**WRITTEN PROBLEM:**
Update the data below by replacing "UI elements" with "interface elements" and leaving everything else unchanged. Reproduce all of the data without the pictures.

**RECORDS FOR THE TASK:**
* * *
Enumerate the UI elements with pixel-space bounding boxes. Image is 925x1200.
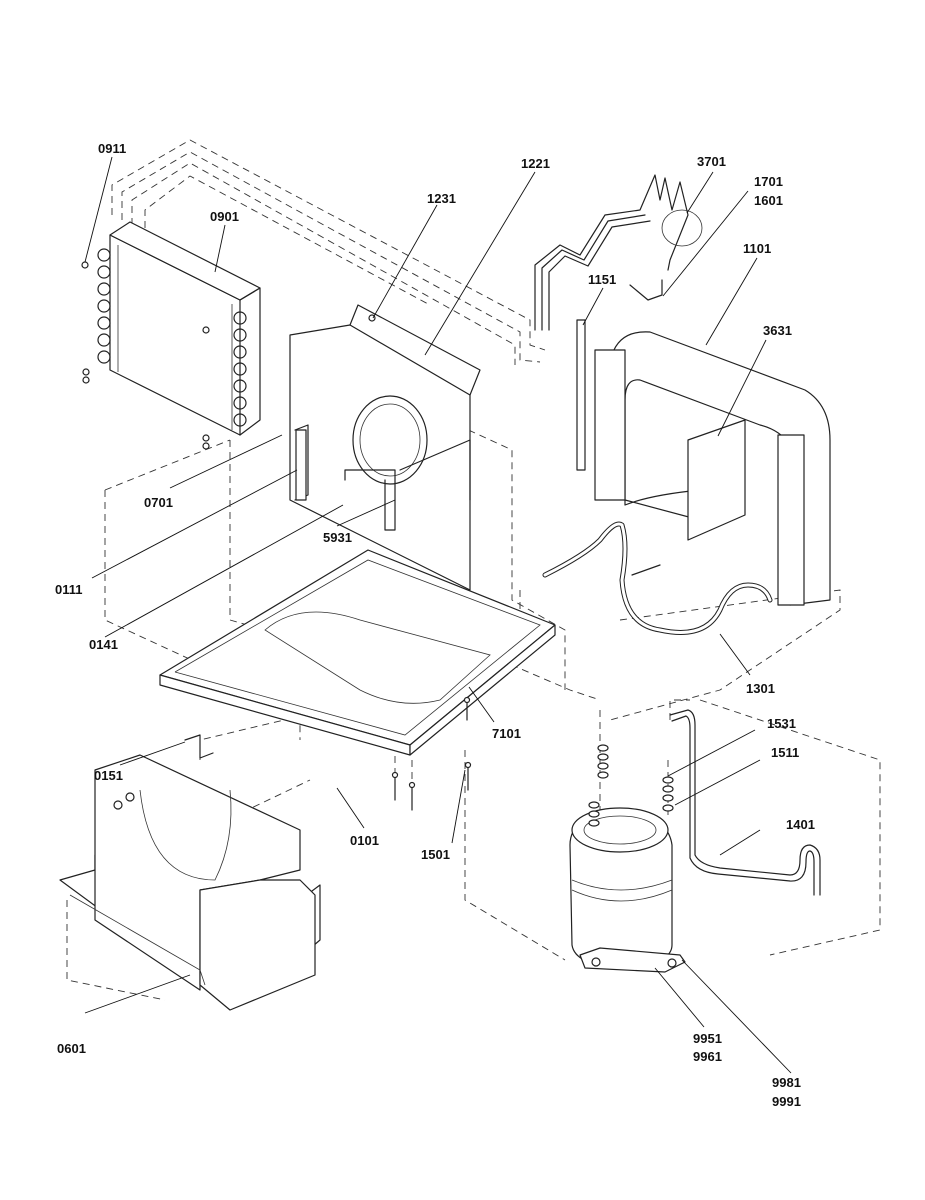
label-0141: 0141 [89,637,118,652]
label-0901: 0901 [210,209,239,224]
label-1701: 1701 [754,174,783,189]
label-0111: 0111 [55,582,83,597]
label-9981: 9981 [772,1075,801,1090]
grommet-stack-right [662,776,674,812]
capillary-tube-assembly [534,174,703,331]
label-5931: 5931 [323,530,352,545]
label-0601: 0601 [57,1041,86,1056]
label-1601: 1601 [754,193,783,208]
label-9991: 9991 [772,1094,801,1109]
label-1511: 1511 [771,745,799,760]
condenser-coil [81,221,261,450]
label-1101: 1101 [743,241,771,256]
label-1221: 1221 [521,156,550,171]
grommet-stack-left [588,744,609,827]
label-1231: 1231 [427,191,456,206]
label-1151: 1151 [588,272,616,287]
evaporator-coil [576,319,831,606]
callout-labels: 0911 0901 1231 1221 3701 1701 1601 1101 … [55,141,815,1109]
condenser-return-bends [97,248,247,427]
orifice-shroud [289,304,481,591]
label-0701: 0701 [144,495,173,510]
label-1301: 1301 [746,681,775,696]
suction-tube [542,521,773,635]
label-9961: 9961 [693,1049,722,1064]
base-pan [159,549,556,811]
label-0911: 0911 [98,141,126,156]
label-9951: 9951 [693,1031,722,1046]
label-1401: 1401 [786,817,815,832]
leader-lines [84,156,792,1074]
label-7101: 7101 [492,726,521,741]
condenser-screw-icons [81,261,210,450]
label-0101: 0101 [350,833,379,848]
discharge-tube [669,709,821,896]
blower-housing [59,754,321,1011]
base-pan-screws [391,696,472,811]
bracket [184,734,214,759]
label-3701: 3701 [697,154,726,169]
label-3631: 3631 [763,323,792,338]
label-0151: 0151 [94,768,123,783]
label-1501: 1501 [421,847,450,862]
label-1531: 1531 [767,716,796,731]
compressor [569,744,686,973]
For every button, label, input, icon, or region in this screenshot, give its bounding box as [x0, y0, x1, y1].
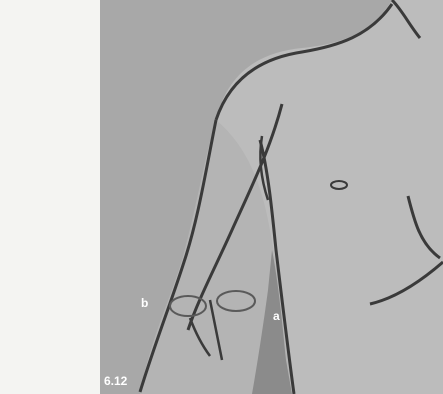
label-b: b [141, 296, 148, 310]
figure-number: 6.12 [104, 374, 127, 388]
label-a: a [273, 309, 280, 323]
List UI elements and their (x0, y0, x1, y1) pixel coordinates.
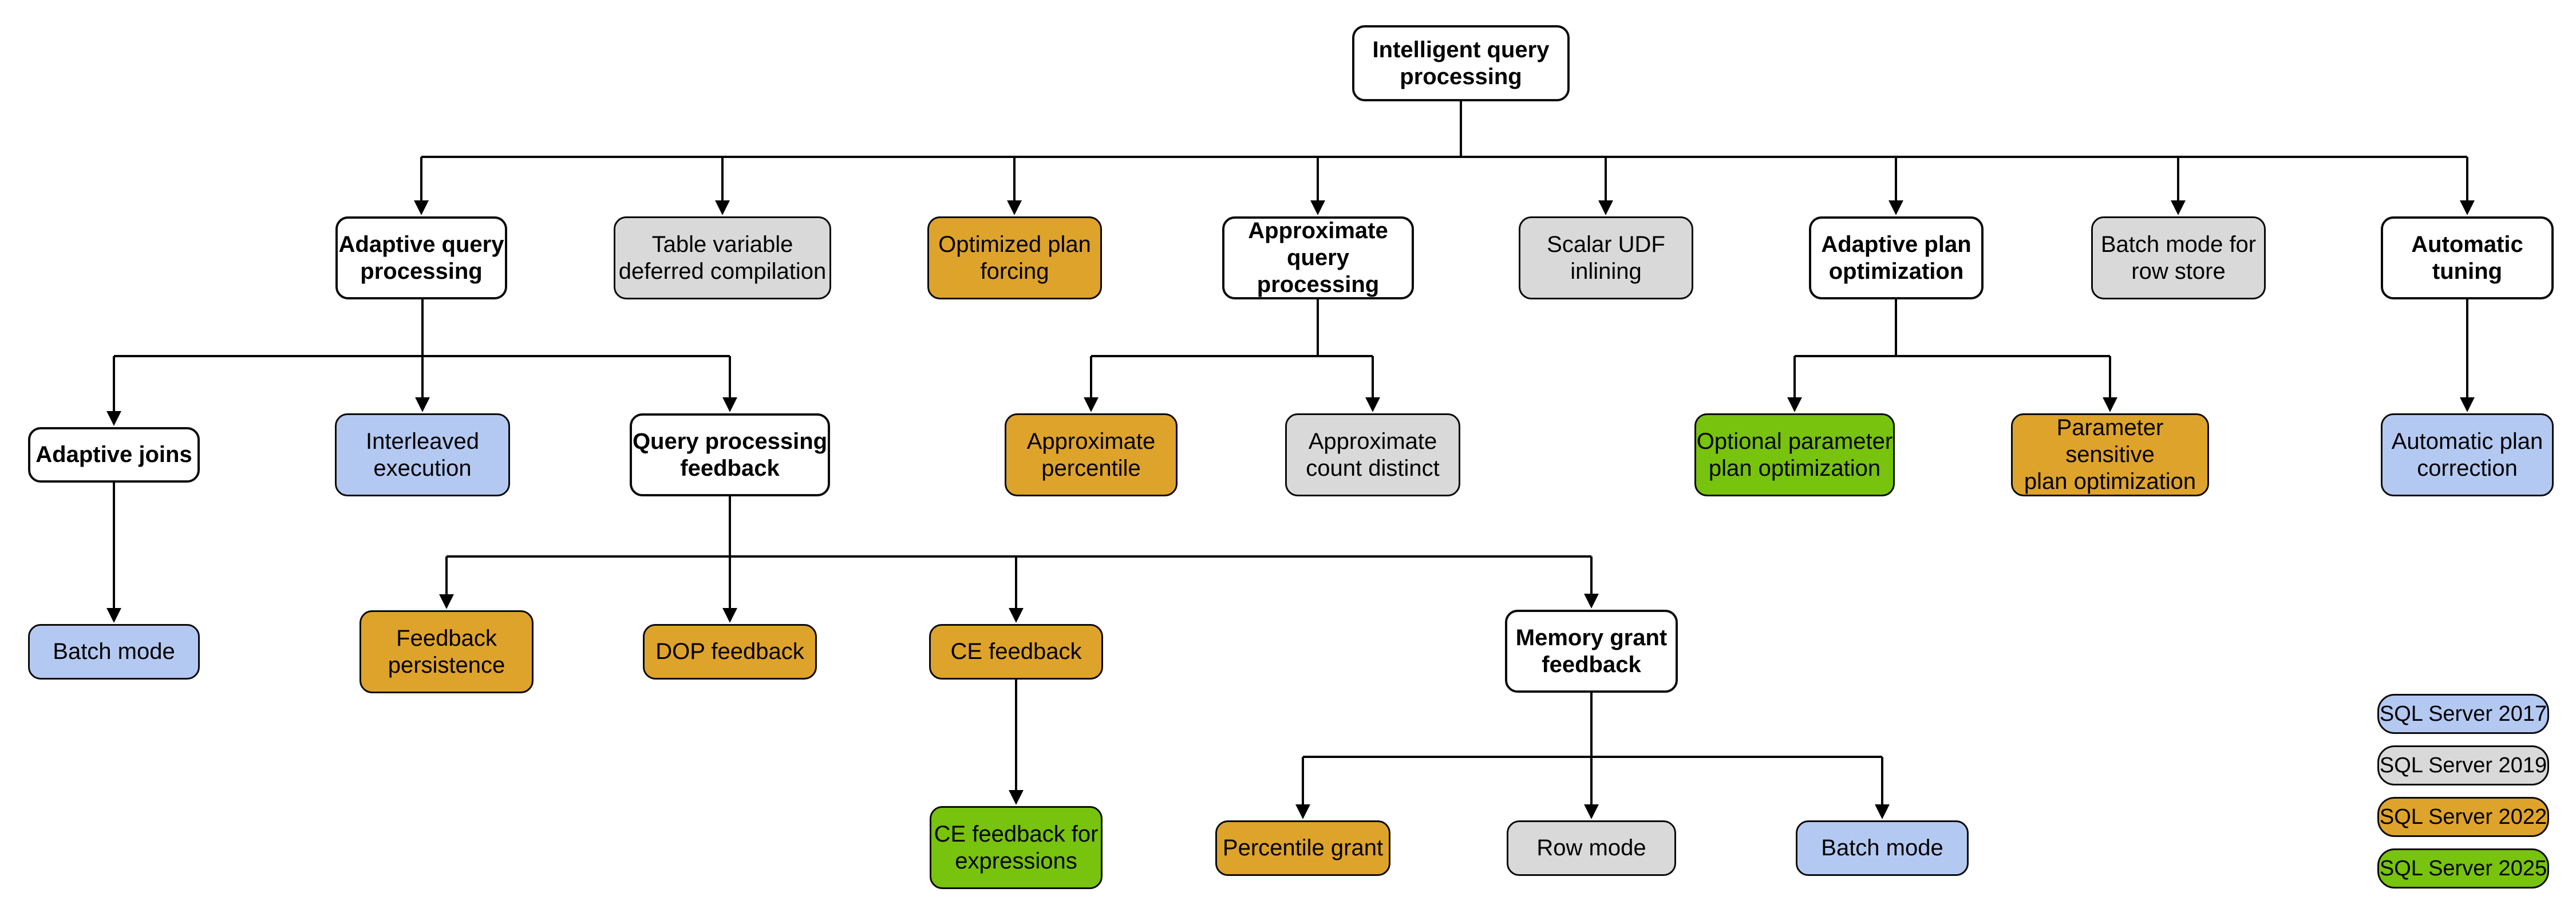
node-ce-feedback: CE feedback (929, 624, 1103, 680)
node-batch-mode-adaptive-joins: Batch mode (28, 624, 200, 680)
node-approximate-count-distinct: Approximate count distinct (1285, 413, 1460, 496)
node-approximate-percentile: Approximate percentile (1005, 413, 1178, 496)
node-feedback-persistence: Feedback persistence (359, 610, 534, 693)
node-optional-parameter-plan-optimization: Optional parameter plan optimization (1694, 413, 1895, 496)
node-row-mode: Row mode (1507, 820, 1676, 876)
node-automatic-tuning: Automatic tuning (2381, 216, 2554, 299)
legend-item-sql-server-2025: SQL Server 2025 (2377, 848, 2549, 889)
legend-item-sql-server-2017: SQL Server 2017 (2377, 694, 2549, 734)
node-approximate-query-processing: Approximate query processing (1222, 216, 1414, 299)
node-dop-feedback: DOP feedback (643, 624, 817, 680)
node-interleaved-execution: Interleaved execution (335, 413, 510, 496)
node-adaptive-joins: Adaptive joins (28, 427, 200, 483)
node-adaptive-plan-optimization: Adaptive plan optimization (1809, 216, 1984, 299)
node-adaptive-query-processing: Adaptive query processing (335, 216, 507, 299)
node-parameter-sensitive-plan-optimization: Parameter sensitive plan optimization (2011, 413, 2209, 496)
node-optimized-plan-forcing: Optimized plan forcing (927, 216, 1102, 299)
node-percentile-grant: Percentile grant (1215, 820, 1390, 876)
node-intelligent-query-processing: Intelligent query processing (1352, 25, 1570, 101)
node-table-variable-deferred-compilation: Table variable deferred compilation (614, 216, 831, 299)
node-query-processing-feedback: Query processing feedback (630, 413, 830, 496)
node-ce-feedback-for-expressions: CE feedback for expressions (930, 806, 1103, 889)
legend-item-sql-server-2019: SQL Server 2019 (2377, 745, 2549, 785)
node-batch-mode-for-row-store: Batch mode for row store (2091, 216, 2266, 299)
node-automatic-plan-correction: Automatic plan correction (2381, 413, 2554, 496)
* * *
**FULL SOLUTION:**
Enumerate the interface elements with pixel-space bounding boxes. Image is 925x1200.
label-0141: 0141 [89,637,118,652]
label-0901: 0901 [210,209,239,224]
label-1701: 1701 [754,174,783,189]
label-0111: 0111 [55,582,83,597]
label-9981: 9981 [772,1075,801,1090]
grommet-stack-right [662,776,674,812]
capillary-tube-assembly [534,174,703,331]
label-5931: 5931 [323,530,352,545]
label-0601: 0601 [57,1041,86,1056]
label-1601: 1601 [754,193,783,208]
label-9991: 9991 [772,1094,801,1109]
label-1511: 1511 [771,745,799,760]
condenser-coil [81,221,261,450]
label-1101: 1101 [743,241,771,256]
label-1221: 1221 [521,156,550,171]
grommet-stack-left [588,744,609,827]
label-1231: 1231 [427,191,456,206]
label-1151: 1151 [588,272,616,287]
evaporator-coil [576,319,831,606]
callout-labels: 0911 0901 1231 1221 3701 1701 1601 1101 … [55,141,815,1109]
condenser-return-bends [97,248,247,427]
orifice-shroud [289,304,481,591]
label-0701: 0701 [144,495,173,510]
label-1301: 1301 [746,681,775,696]
suction-tube [542,521,773,635]
label-9961: 9961 [693,1049,722,1064]
base-pan [159,549,556,811]
label-0911: 0911 [98,141,126,156]
label-9951: 9951 [693,1031,722,1046]
label-1401: 1401 [786,817,815,832]
leader-lines [84,156,792,1074]
label-7101: 7101 [492,726,521,741]
condenser-screw-icons [81,261,210,450]
label-0101: 0101 [350,833,379,848]
discharge-tube [669,709,821,896]
blower-housing [59,754,321,1011]
base-pan-screws [391,696,472,811]
bracket [184,734,214,759]
label-3701: 3701 [697,154,726,169]
label-3631: 3631 [763,323,792,338]
label-0151: 0151 [94,768,123,783]
label-1501: 1501 [421,847,450,862]
label-1531: 1531 [767,716,796,731]
compressor [569,744,686,973]
For every button, label, input, icon, or region in this screenshot, give its bounding box as [x0, y0, x1, y1].
label-b: b [141, 296, 148, 310]
figure-number: 6.12 [104, 374, 127, 388]
label-a: a [273, 309, 280, 323]
List interface elements and their (x0, y0, x1, y1) pixel coordinates.
node-ce-feedback: CE feedback (929, 624, 1103, 680)
node-batch-mode-adaptive-joins: Batch mode (28, 624, 200, 680)
node-approximate-count-distinct: Approximate count distinct (1285, 413, 1460, 496)
node-approximate-percentile: Approximate percentile (1005, 413, 1178, 496)
node-feedback-persistence: Feedback persistence (359, 610, 534, 693)
node-optional-parameter-plan-optimization: Optional parameter plan optimization (1694, 413, 1895, 496)
node-row-mode: Row mode (1507, 820, 1676, 876)
node-automatic-tuning: Automatic tuning (2381, 216, 2554, 299)
legend-item-sql-server-2025: SQL Server 2025 (2377, 848, 2549, 889)
legend-item-sql-server-2017: SQL Server 2017 (2377, 694, 2549, 734)
node-approximate-query-processing: Approximate query processing (1222, 216, 1414, 299)
node-dop-feedback: DOP feedback (643, 624, 817, 680)
node-interleaved-execution: Interleaved execution (335, 413, 510, 496)
node-adaptive-joins: Adaptive joins (28, 427, 200, 483)
node-adaptive-plan-optimization: Adaptive plan optimization (1809, 216, 1984, 299)
node-adaptive-query-processing: Adaptive query processing (335, 216, 507, 299)
node-parameter-sensitive-plan-optimization: Parameter sensitive plan optimization (2011, 413, 2209, 496)
node-optimized-plan-forcing: Optimized plan forcing (927, 216, 1102, 299)
node-percentile-grant: Percentile grant (1215, 820, 1390, 876)
node-intelligent-query-processing: Intelligent query processing (1352, 25, 1570, 101)
node-table-variable-deferred-compilation: Table variable deferred compilation (614, 216, 831, 299)
node-query-processing-feedback: Query processing feedback (630, 413, 830, 496)
node-ce-feedback-for-expressions: CE feedback for expressions (930, 806, 1103, 889)
legend-item-sql-server-2019: SQL Server 2019 (2377, 745, 2549, 785)
node-batch-mode-for-row-store: Batch mode for row store (2091, 216, 2266, 299)
node-automatic-plan-correction: Automatic plan correction (2381, 413, 2554, 496)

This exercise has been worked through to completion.